▸ THE REQUEST:
Print the entries verbatim, leaving out the images they contain.

---------- AVAILABLE RECORDS ----------

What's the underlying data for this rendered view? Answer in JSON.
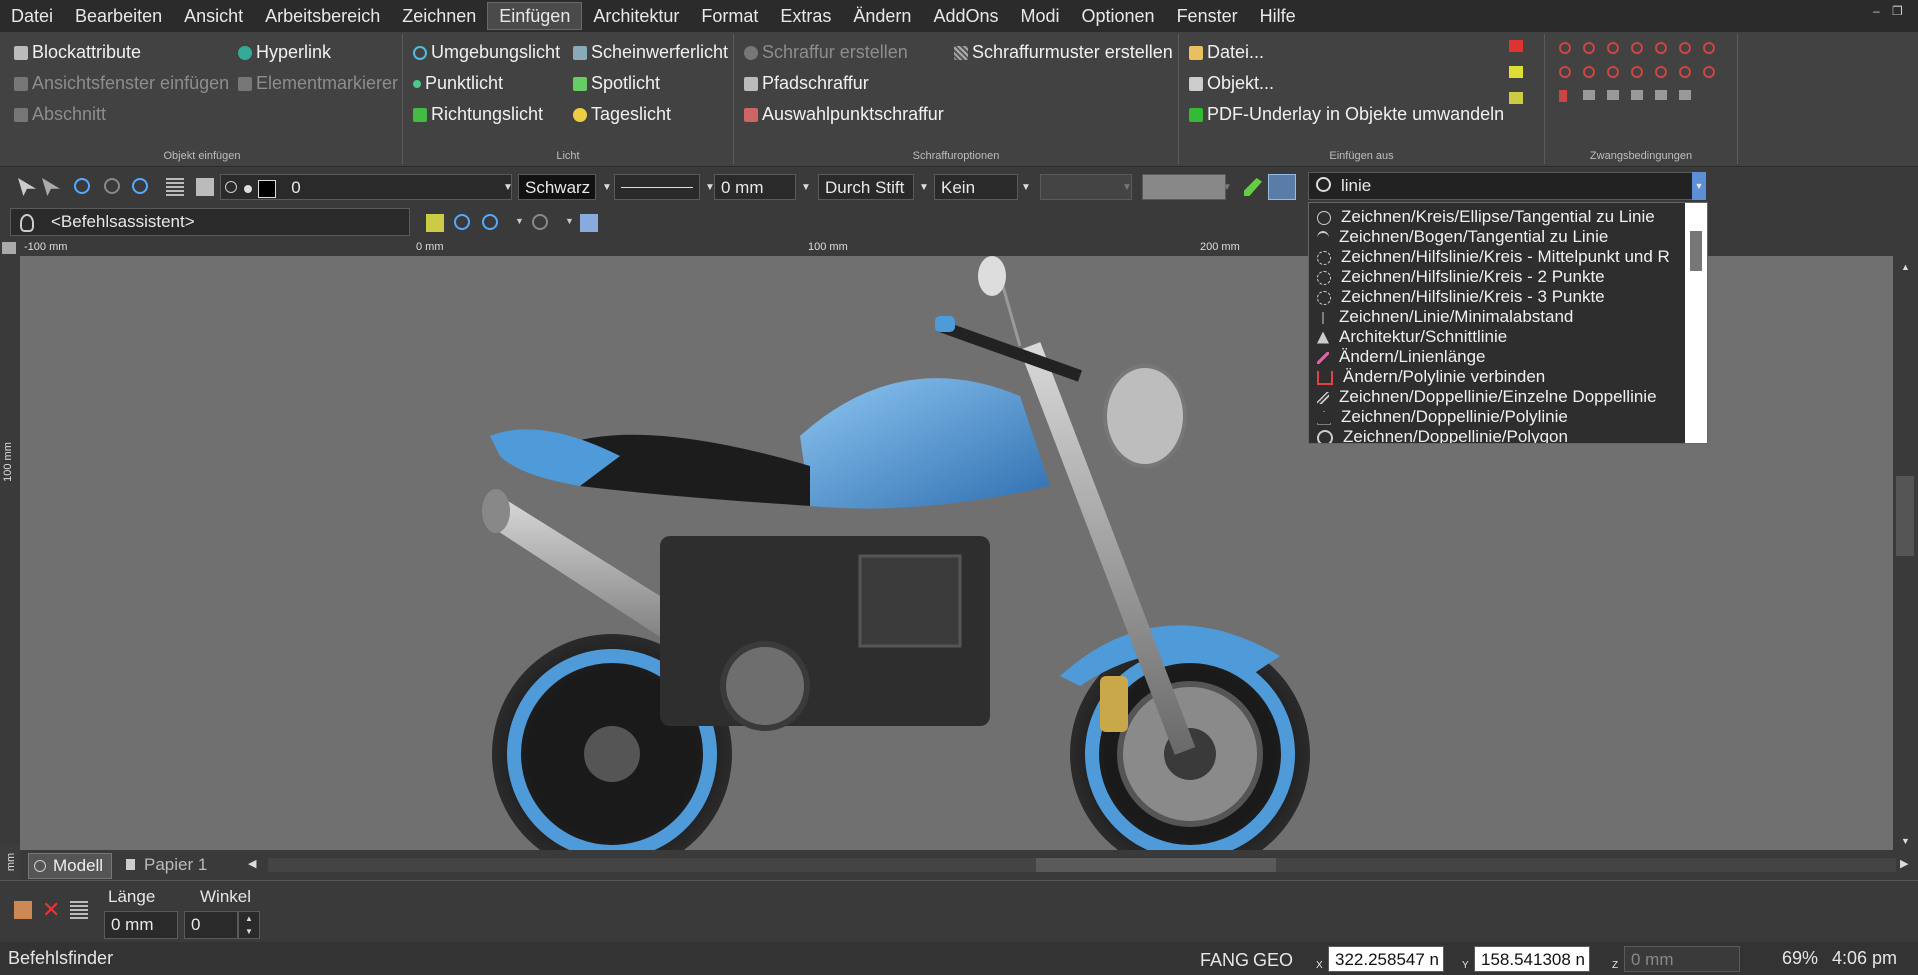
{
  "menubar": {
    "items": [
      "Datei",
      "Bearbeiten",
      "Ansicht",
      "Arbeitsbereich",
      "Zeichnen",
      "Einfügen",
      "Architektur",
      "Format",
      "Extras",
      "Ändern",
      "AddOns",
      "Modi",
      "Optionen",
      "Fenster",
      "Hilfe"
    ],
    "active": "Einfügen"
  },
  "window_controls": {
    "minimize": "–",
    "restore": "❐"
  },
  "ribbon": {
    "objekt_einfuegen": {
      "label": "Objekt einfügen",
      "items": [
        "Blockattribute",
        "Hyperlink",
        "Ansichtsfenster einfügen",
        "Elementmarkierer",
        "Abschnitt"
      ]
    },
    "licht": {
      "label": "Licht",
      "items": [
        "Umgebungslicht",
        "Scheinwerferlicht",
        "Punktlicht",
        "Spotlicht",
        "Richtungslicht",
        "Tageslicht"
      ]
    },
    "schraffur": {
      "label": "Schraffuroptionen",
      "items": [
        "Schraffur erstellen",
        "Schraffurmuster erstellen",
        "Pfadschraffur",
        "Auswahlpunktschraffur"
      ]
    },
    "einfuegen_aus": {
      "label": "Einfügen aus",
      "items": [
        "Datei...",
        "Objekt...",
        "PDF-Underlay in Objekte umwandeln"
      ]
    },
    "zwangsbedingungen": {
      "label": "Zwangsbedingungen"
    }
  },
  "props": {
    "layer": "0",
    "color": "Schwarz",
    "lineweight": "0 mm",
    "plotstyle": "Durch Stift",
    "hatch": "Kein"
  },
  "search": {
    "value": "linie"
  },
  "command_assistant": "<Befehlsassistent>",
  "command_results": [
    "Zeichnen/Kreis/Ellipse/Tangential zu Linie",
    "Zeichnen/Bogen/Tangential zu Linie",
    "Zeichnen/Hilfslinie/Kreis - Mittelpunkt und R",
    "Zeichnen/Hilfslinie/Kreis - 2 Punkte",
    "Zeichnen/Hilfslinie/Kreis - 3 Punkte",
    "Zeichnen/Linie/Minimalabstand",
    "Architektur/Schnittlinie",
    "Ändern/Linienlänge",
    "Ändern/Polylinie verbinden",
    "Zeichnen/Doppellinie/Einzelne Doppellinie",
    "Zeichnen/Doppellinie/Polylinie",
    "Zeichnen/Doppellinie/Polygon"
  ],
  "ruler": {
    "top": [
      "-100 mm",
      "0 mm",
      "100 mm",
      "200 mm"
    ],
    "left": "100 mm",
    "left_bottom": "mm"
  },
  "tabs": [
    "Modell",
    "Papier 1"
  ],
  "inputs": {
    "length_label": "Länge",
    "length_value": "0 mm",
    "angle_label": "Winkel",
    "angle_value": "0"
  },
  "status": {
    "left": "Befehlsfinder",
    "fang": "FANG",
    "geo": "GEO",
    "x_label": "X",
    "x": "322.258547 n",
    "y_label": "Y",
    "y": "158.541308 n",
    "z_label": "Z",
    "z": "0 mm",
    "zoom": "69%",
    "time": "4:06 pm"
  },
  "colors": {
    "accent_blue": "#4a9be0",
    "bike_blue": "#5fa8e6"
  }
}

----------

▸ RESPONSE BELOW:
What's the underlying data for this rendered view? Answer in JSON.
{
  "menubar": {
    "items": [
      "Datei",
      "Bearbeiten",
      "Ansicht",
      "Arbeitsbereich",
      "Zeichnen",
      "Einfügen",
      "Architektur",
      "Format",
      "Extras",
      "Ändern",
      "AddOns",
      "Modi",
      "Optionen",
      "Fenster",
      "Hilfe"
    ],
    "active": "Einfügen"
  },
  "window_controls": {
    "minimize": "–",
    "restore": "❐"
  },
  "ribbon": {
    "objekt_einfuegen": {
      "label": "Objekt einfügen",
      "items": [
        "Blockattribute",
        "Hyperlink",
        "Ansichtsfenster einfügen",
        "Elementmarkierer",
        "Abschnitt"
      ]
    },
    "licht": {
      "label": "Licht",
      "items": [
        "Umgebungslicht",
        "Scheinwerferlicht",
        "Punktlicht",
        "Spotlicht",
        "Richtungslicht",
        "Tageslicht"
      ]
    },
    "schraffur": {
      "label": "Schraffuroptionen",
      "items": [
        "Schraffur erstellen",
        "Schraffurmuster erstellen",
        "Pfadschraffur",
        "Auswahlpunktschraffur"
      ]
    },
    "einfuegen_aus": {
      "label": "Einfügen aus",
      "items": [
        "Datei...",
        "Objekt...",
        "PDF-Underlay in Objekte umwandeln"
      ]
    },
    "zwangsbedingungen": {
      "label": "Zwangsbedingungen"
    }
  },
  "props": {
    "layer": "0",
    "color": "Schwarz",
    "lineweight": "0 mm",
    "plotstyle": "Durch Stift",
    "hatch": "Kein"
  },
  "search": {
    "value": "linie"
  },
  "command_assistant": "<Befehlsassistent>",
  "command_results": [
    "Zeichnen/Kreis/Ellipse/Tangential zu Linie",
    "Zeichnen/Bogen/Tangential zu Linie",
    "Zeichnen/Hilfslinie/Kreis - Mittelpunkt und R",
    "Zeichnen/Hilfslinie/Kreis - 2 Punkte",
    "Zeichnen/Hilfslinie/Kreis - 3 Punkte",
    "Zeichnen/Linie/Minimalabstand",
    "Architektur/Schnittlinie",
    "Ändern/Linienlänge",
    "Ändern/Polylinie verbinden",
    "Zeichnen/Doppellinie/Einzelne Doppellinie",
    "Zeichnen/Doppellinie/Polylinie",
    "Zeichnen/Doppellinie/Polygon"
  ],
  "ruler": {
    "top": [
      "-100 mm",
      "0 mm",
      "100 mm",
      "200 mm"
    ],
    "left": "100 mm",
    "left_bottom": "mm"
  },
  "tabs": [
    "Modell",
    "Papier 1"
  ],
  "inputs": {
    "length_label": "Länge",
    "length_value": "0 mm",
    "angle_label": "Winkel",
    "angle_value": "0"
  },
  "status": {
    "left": "Befehlsfinder",
    "fang": "FANG",
    "geo": "GEO",
    "x_label": "X",
    "x": "322.258547 n",
    "y_label": "Y",
    "y": "158.541308 n",
    "z_label": "Z",
    "z": "0 mm",
    "zoom": "69%",
    "time": "4:06 pm"
  },
  "colors": {
    "accent_blue": "#4a9be0",
    "bike_blue": "#5fa8e6"
  }
}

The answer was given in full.